(Element location data)
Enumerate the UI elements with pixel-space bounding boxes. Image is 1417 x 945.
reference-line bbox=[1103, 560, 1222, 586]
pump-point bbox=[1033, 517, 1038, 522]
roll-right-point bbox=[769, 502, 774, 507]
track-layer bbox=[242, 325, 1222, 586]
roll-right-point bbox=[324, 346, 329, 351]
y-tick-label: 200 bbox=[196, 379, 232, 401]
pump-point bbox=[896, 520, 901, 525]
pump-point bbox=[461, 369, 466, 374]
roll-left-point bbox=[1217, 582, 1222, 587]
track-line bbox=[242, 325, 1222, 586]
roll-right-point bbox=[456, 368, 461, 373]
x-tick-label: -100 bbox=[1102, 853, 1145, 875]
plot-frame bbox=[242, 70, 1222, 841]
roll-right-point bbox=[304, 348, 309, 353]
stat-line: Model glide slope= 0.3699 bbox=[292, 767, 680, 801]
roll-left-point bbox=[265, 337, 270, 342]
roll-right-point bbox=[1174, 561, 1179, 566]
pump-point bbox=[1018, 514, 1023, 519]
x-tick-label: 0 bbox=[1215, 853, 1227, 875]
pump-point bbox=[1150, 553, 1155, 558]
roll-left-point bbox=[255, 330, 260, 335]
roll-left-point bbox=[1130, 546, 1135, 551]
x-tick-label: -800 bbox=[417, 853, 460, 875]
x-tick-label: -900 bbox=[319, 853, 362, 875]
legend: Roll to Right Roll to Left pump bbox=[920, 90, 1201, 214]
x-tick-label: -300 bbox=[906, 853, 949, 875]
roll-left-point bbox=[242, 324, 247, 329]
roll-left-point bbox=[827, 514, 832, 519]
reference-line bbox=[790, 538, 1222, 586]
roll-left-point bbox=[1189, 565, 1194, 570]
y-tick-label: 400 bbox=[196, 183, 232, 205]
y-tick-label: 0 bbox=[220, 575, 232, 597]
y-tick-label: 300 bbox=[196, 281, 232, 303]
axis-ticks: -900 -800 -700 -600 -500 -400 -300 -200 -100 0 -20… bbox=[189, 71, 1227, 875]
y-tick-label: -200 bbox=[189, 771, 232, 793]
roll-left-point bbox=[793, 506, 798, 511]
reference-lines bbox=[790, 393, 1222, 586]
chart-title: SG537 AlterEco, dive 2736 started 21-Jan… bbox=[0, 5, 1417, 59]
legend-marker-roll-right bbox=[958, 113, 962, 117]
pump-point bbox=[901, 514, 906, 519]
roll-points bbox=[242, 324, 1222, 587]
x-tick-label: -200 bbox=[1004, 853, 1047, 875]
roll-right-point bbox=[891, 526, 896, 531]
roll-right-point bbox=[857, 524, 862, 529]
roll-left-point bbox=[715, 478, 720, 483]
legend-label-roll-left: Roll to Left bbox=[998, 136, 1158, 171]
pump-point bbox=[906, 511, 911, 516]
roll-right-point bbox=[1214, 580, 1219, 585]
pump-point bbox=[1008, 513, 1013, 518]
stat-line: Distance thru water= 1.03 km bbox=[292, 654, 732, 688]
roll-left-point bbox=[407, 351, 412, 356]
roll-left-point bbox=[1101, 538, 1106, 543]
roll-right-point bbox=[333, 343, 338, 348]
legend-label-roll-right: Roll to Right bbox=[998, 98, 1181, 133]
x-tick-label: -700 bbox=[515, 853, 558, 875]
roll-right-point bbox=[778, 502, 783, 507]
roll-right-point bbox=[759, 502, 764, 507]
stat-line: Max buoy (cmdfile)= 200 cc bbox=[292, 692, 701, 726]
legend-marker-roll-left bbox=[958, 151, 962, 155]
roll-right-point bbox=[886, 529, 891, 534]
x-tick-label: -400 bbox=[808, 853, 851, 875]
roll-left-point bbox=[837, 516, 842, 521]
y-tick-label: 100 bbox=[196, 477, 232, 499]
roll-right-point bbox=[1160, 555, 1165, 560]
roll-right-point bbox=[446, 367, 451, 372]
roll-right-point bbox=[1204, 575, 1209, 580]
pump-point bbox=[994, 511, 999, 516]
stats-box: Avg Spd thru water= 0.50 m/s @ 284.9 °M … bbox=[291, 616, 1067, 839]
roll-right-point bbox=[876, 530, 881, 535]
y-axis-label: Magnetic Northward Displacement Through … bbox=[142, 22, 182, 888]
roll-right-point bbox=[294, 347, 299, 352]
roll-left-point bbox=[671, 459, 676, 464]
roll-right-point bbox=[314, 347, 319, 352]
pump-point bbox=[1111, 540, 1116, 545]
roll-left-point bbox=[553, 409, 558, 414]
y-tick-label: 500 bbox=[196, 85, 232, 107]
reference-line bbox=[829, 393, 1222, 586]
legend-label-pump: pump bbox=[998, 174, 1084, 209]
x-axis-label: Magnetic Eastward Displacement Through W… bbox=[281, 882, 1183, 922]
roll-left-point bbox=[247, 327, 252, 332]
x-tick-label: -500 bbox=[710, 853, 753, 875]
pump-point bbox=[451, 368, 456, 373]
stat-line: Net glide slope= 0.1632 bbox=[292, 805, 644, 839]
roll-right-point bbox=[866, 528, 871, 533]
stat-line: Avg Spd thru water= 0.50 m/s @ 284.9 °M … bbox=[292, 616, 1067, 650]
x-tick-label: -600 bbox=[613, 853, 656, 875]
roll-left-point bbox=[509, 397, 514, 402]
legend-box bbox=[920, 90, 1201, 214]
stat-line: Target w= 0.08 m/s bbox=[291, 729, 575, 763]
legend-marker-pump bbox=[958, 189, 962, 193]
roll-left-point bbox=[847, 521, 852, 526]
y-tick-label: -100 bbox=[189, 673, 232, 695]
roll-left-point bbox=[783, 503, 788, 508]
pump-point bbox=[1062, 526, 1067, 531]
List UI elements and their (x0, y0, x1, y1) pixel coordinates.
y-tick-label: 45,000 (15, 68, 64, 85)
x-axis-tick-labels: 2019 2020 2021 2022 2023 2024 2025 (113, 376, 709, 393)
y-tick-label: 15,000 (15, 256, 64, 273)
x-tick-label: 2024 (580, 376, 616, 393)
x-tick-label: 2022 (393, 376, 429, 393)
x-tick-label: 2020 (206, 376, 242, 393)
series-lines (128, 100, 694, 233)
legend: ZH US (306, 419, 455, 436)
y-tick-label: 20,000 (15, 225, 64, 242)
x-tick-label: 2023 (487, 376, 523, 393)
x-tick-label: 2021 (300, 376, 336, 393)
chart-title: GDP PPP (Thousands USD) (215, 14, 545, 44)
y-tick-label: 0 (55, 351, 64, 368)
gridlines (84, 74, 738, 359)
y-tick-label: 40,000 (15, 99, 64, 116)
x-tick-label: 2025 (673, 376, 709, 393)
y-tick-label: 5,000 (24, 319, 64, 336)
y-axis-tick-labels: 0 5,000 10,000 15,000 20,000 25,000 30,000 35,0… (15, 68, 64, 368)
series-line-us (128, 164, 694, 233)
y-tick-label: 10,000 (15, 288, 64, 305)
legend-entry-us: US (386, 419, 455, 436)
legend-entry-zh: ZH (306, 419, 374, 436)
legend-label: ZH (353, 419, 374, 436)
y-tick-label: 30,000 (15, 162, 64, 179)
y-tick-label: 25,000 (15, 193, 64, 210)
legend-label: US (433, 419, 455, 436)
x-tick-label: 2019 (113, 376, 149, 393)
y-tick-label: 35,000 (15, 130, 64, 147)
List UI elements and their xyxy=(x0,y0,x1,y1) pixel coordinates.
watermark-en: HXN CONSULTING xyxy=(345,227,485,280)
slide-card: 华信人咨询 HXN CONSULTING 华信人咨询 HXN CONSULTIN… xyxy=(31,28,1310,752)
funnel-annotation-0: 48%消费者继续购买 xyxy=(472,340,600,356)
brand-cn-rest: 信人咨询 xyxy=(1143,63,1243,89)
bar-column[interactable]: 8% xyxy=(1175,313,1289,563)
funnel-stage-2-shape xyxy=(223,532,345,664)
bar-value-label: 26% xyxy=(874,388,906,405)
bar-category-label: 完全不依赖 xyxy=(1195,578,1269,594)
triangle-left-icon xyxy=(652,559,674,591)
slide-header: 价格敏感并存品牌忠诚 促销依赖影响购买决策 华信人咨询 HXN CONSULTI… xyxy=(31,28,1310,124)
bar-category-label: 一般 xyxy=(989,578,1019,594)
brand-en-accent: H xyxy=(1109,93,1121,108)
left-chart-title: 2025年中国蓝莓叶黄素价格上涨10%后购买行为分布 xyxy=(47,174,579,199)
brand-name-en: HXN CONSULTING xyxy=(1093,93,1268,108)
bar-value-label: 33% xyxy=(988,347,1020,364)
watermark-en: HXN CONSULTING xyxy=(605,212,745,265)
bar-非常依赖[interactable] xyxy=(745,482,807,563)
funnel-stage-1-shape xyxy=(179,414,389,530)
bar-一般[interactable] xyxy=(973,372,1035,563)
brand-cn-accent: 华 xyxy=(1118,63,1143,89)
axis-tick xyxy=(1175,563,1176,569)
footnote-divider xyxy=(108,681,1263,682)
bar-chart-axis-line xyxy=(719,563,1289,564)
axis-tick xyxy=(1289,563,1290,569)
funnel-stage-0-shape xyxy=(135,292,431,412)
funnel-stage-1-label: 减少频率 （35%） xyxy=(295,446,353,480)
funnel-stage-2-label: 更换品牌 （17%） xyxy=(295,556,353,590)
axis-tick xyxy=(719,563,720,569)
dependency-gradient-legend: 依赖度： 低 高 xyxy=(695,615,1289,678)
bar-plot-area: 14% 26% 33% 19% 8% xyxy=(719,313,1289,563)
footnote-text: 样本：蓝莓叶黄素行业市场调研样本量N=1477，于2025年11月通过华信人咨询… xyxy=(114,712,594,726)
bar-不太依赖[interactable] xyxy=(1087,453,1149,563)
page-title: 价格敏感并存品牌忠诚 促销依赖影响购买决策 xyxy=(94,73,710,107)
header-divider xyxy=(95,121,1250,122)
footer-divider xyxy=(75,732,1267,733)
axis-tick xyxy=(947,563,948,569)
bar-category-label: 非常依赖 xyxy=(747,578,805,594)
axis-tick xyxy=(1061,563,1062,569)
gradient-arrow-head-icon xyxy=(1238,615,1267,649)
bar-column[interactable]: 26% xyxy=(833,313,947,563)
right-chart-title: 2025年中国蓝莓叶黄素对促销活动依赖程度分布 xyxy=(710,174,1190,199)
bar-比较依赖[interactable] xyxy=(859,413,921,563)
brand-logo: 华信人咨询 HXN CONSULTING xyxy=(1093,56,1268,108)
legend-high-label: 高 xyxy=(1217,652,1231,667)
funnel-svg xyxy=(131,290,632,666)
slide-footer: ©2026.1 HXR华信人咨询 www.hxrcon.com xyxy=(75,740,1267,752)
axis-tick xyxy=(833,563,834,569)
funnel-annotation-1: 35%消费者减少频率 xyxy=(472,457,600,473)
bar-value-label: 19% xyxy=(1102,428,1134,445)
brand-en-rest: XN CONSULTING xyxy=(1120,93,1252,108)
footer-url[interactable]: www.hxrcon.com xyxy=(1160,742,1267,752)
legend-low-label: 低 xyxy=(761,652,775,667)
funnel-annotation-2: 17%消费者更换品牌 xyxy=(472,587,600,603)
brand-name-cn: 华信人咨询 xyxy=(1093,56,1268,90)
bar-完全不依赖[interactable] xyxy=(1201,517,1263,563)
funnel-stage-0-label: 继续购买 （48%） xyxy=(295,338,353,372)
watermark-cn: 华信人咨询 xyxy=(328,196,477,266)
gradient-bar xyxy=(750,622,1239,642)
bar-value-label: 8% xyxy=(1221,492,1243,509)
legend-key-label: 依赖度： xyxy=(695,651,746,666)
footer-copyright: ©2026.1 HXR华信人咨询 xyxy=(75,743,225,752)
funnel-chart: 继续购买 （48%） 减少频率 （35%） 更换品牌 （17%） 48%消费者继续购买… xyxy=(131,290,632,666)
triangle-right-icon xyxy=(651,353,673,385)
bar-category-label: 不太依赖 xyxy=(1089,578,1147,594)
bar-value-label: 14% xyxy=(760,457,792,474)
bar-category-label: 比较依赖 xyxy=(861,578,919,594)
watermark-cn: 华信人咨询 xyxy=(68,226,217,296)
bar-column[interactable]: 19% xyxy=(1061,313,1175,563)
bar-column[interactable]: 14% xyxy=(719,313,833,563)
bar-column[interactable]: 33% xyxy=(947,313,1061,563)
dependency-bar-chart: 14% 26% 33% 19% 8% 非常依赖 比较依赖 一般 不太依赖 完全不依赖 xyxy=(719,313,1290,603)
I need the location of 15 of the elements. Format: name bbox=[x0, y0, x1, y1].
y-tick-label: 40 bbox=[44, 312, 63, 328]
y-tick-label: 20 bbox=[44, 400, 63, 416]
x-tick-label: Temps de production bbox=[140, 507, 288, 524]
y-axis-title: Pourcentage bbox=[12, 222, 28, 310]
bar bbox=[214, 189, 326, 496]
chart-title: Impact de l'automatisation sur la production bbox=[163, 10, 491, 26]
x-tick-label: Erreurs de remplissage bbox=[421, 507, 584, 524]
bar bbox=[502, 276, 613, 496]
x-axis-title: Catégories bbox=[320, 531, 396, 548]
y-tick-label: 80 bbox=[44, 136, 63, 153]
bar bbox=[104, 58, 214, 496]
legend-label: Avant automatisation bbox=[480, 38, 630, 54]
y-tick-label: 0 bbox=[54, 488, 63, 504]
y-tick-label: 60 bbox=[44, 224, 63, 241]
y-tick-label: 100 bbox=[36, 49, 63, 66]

DIRECTIVE: Please write out the records above, starting at the first line and stopping after the line that contains "pump-point bbox=[896, 520, 901, 525]".

PROBLEM SOLUTION:
Enumerate the UI elements with pixel-space bounding boxes. Image is 1417 x 945.
reference-line bbox=[1103, 560, 1222, 586]
pump-point bbox=[1033, 517, 1038, 522]
roll-right-point bbox=[769, 502, 774, 507]
track-layer bbox=[242, 325, 1222, 586]
roll-right-point bbox=[324, 346, 329, 351]
y-tick-label: 200 bbox=[196, 379, 232, 401]
pump-point bbox=[896, 520, 901, 525]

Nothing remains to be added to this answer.